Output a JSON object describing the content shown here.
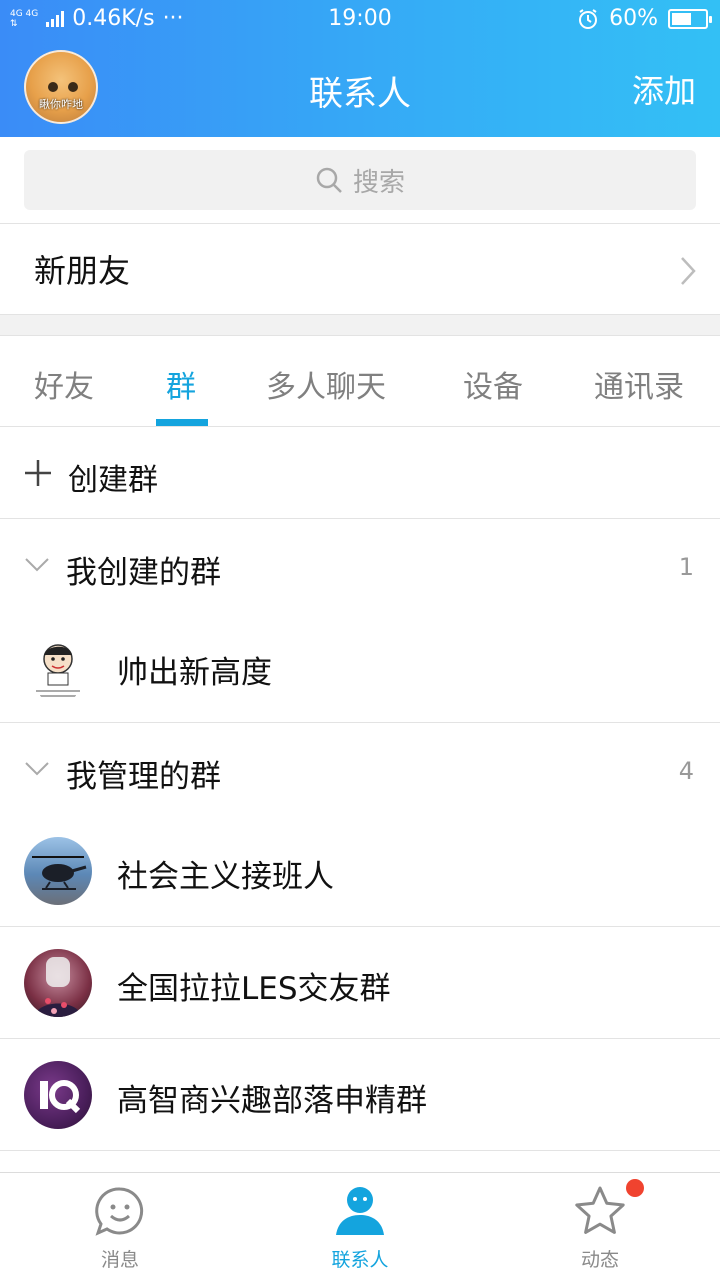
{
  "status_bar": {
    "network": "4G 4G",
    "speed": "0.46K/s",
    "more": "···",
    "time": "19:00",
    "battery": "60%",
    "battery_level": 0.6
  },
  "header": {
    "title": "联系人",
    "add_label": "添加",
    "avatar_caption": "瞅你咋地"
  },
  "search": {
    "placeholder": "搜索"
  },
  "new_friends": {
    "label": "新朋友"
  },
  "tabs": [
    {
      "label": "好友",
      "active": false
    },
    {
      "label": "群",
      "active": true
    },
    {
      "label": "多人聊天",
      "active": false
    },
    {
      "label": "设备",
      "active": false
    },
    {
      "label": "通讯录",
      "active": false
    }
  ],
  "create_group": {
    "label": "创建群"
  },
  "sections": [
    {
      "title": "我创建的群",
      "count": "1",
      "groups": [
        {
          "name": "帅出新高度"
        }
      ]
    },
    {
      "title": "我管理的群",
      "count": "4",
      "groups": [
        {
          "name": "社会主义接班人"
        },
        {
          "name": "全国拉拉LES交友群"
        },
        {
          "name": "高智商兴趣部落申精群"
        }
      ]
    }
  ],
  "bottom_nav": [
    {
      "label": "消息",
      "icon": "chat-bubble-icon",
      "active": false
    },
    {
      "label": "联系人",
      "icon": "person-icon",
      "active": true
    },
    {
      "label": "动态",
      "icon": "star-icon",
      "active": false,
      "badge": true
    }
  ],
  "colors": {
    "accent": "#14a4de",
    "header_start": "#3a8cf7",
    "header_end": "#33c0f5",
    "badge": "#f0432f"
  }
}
---
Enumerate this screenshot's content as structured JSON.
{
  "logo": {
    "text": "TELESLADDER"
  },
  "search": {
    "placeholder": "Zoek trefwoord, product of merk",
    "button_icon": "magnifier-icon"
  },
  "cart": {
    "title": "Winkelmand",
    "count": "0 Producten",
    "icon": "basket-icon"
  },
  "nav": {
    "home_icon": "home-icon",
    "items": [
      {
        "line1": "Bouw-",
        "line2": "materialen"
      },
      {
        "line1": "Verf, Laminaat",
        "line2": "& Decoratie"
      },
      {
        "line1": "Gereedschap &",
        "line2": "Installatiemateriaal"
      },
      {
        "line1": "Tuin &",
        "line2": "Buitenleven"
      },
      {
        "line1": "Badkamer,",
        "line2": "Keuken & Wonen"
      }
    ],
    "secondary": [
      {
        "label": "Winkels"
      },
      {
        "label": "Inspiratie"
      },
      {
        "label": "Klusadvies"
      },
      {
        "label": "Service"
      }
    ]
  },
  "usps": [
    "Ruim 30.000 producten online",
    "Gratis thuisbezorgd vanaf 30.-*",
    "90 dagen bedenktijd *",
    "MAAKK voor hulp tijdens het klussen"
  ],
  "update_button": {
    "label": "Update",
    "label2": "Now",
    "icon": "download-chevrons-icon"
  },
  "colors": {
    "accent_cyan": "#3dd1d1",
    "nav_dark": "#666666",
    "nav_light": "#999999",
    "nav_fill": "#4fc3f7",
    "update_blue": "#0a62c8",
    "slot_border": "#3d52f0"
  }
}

Stated exercise → List all lines in the material containing the string "JSON".

Task answer →
Output a JSON object describing the content shown here.
Enumerate this screenshot's content as structured JSON.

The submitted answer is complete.